------ Information supplied
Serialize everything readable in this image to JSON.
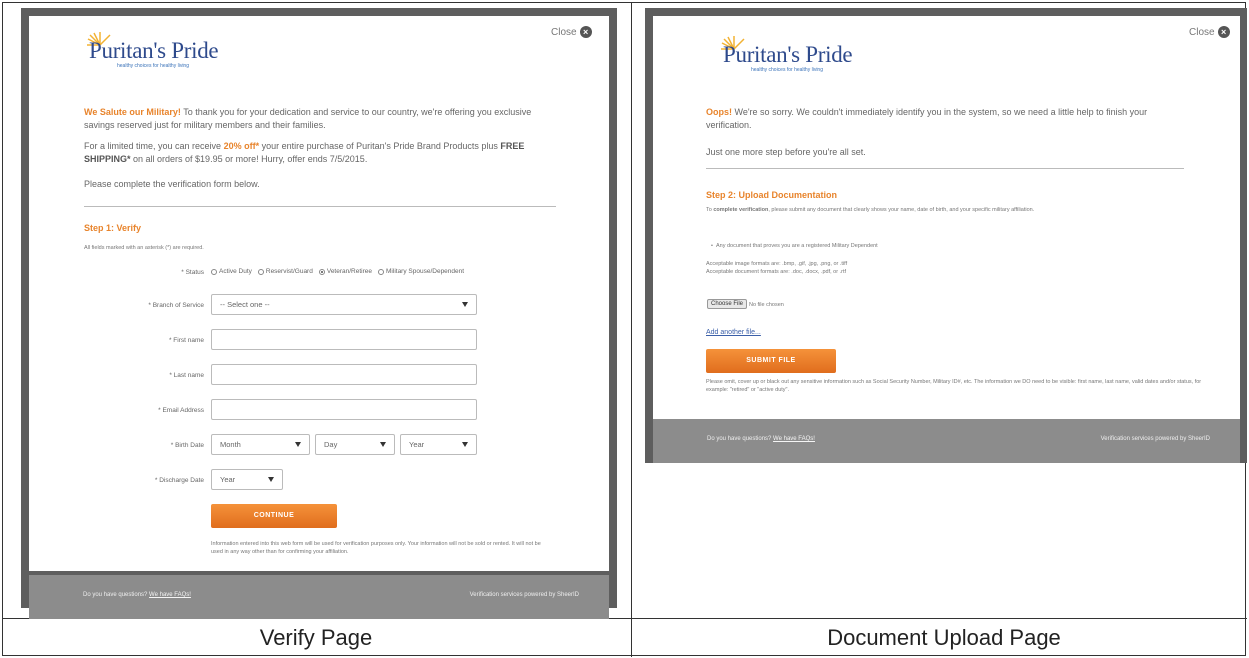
{
  "captions": {
    "left": "Verify Page",
    "right": "Document Upload Page"
  },
  "brand": {
    "name": "Puritan's Pride",
    "tagline": "healthy choices for healthy living",
    "accent_color": "#e8842c",
    "logo_color": "#2e4a8c"
  },
  "close_label": "Close",
  "verify": {
    "intro_lead": "We Salute our Military!",
    "intro_rest": " To thank you for your dedication and service to our country, we're offering you exclusive savings reserved just for military members and their families.",
    "offer_pre": "For a limited time, you can receive ",
    "offer_discount": "20% off*",
    "offer_mid": " your entire purchase of Puritan's Pride Brand Products plus ",
    "offer_shipping": "FREE SHIPPING*",
    "offer_post": " on all orders of $19.95 or more! Hurry, offer ends 7/5/2015.",
    "instruction": "Please complete the verification form below.",
    "step_title": "Step 1: Verify",
    "required_note": "All fields marked with an asterisk (*) are required.",
    "status_label": "* Status",
    "status_options": [
      "Active Duty",
      "Reservist/Guard",
      "Veteran/Retiree",
      "Military Spouse/Dependent"
    ],
    "status_selected": 2,
    "branch_label": "* Branch of Service",
    "branch_placeholder": "-- Select one --",
    "first_label": "* First name",
    "last_label": "* Last name",
    "email_label": "* Email Address",
    "birth_label": "* Birth Date",
    "birth_month": "Month",
    "birth_day": "Day",
    "birth_year": "Year",
    "discharge_label": "* Discharge Date",
    "discharge_year": "Year",
    "continue_label": "CONTINUE",
    "disclaimer": "Information entered into this web form will be used for verification purposes only. Your information will not be sold or rented. It will not be used in any way other than for confirming your affiliation.",
    "footer_question": "Do you have questions? ",
    "footer_link": "We have FAQs!",
    "footer_powered": "Verification services powered by SheerID"
  },
  "upload": {
    "oops_lead": "Oops!",
    "oops_rest": " We're so sorry. We couldn't immediately identify you in the system, so we need a little help to finish your verification.",
    "one_more": "Just one more step before you're all set.",
    "step_title": "Step 2: Upload Documentation",
    "complete_pre": "To ",
    "complete_bold": "complete verification",
    "complete_rest": ", please submit any document that clearly shows your name, date of birth, and your specific military affiliation.",
    "bullet": "Any document that proves you are a registered Military Dependent",
    "image_formats": "Acceptable image formats are: .bmp, .gif, .jpg, .png, or .tiff",
    "doc_formats": "Acceptable document formats are: .doc, .docx, .pdf, or .rtf",
    "choose_file": "Choose File",
    "no_file": "No file chosen",
    "add_another": "Add another file...",
    "submit_label": "SUBMIT FILE",
    "privacy": "Please omit, cover up or black out any sensitive information such as Social Security Number, Military ID#, etc. The information we DO need to be visible: first name, last name, valid dates and/or status, for example: \"retired\" or \"active duty\".",
    "footer_question": "Do you have questions? ",
    "footer_link": "We have FAQs!",
    "footer_powered": "Verification services powered by SheerID"
  }
}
------------
Leave out the pictures and copy everything else in the records word for word.

**Worked solution**
Serialize everything readable in this image to JSON.
{
  "captions": {
    "left": "Verify Page",
    "right": "Document Upload Page"
  },
  "brand": {
    "name": "Puritan's Pride",
    "tagline": "healthy choices for healthy living",
    "accent_color": "#e8842c",
    "logo_color": "#2e4a8c"
  },
  "close_label": "Close",
  "verify": {
    "intro_lead": "We Salute our Military!",
    "intro_rest": " To thank you for your dedication and service to our country, we're offering you exclusive savings reserved just for military members and their families.",
    "offer_pre": "For a limited time, you can receive ",
    "offer_discount": "20% off*",
    "offer_mid": " your entire purchase of Puritan's Pride Brand Products plus ",
    "offer_shipping": "FREE SHIPPING*",
    "offer_post": " on all orders of $19.95 or more! Hurry, offer ends 7/5/2015.",
    "instruction": "Please complete the verification form below.",
    "step_title": "Step 1: Verify",
    "required_note": "All fields marked with an asterisk (*) are required.",
    "status_label": "* Status",
    "status_options": [
      "Active Duty",
      "Reservist/Guard",
      "Veteran/Retiree",
      "Military Spouse/Dependent"
    ],
    "status_selected": 2,
    "branch_label": "* Branch of Service",
    "branch_placeholder": "-- Select one --",
    "first_label": "* First name",
    "last_label": "* Last name",
    "email_label": "* Email Address",
    "birth_label": "* Birth Date",
    "birth_month": "Month",
    "birth_day": "Day",
    "birth_year": "Year",
    "discharge_label": "* Discharge Date",
    "discharge_year": "Year",
    "continue_label": "CONTINUE",
    "disclaimer": "Information entered into this web form will be used for verification purposes only. Your information will not be sold or rented. It will not be used in any way other than for confirming your affiliation.",
    "footer_question": "Do you have questions? ",
    "footer_link": "We have FAQs!",
    "footer_powered": "Verification services powered by SheerID"
  },
  "upload": {
    "oops_lead": "Oops!",
    "oops_rest": " We're so sorry. We couldn't immediately identify you in the system, so we need a little help to finish your verification.",
    "one_more": "Just one more step before you're all set.",
    "step_title": "Step 2: Upload Documentation",
    "complete_pre": "To ",
    "complete_bold": "complete verification",
    "complete_rest": ", please submit any document that clearly shows your name, date of birth, and your specific military affiliation.",
    "bullet": "Any document that proves you are a registered Military Dependent",
    "image_formats": "Acceptable image formats are: .bmp, .gif, .jpg, .png, or .tiff",
    "doc_formats": "Acceptable document formats are: .doc, .docx, .pdf, or .rtf",
    "choose_file": "Choose File",
    "no_file": "No file chosen",
    "add_another": "Add another file...",
    "submit_label": "SUBMIT FILE",
    "privacy": "Please omit, cover up or black out any sensitive information such as Social Security Number, Military ID#, etc. The information we DO need to be visible: first name, last name, valid dates and/or status, for example: \"retired\" or \"active duty\".",
    "footer_question": "Do you have questions? ",
    "footer_link": "We have FAQs!",
    "footer_powered": "Verification services powered by SheerID"
  }
}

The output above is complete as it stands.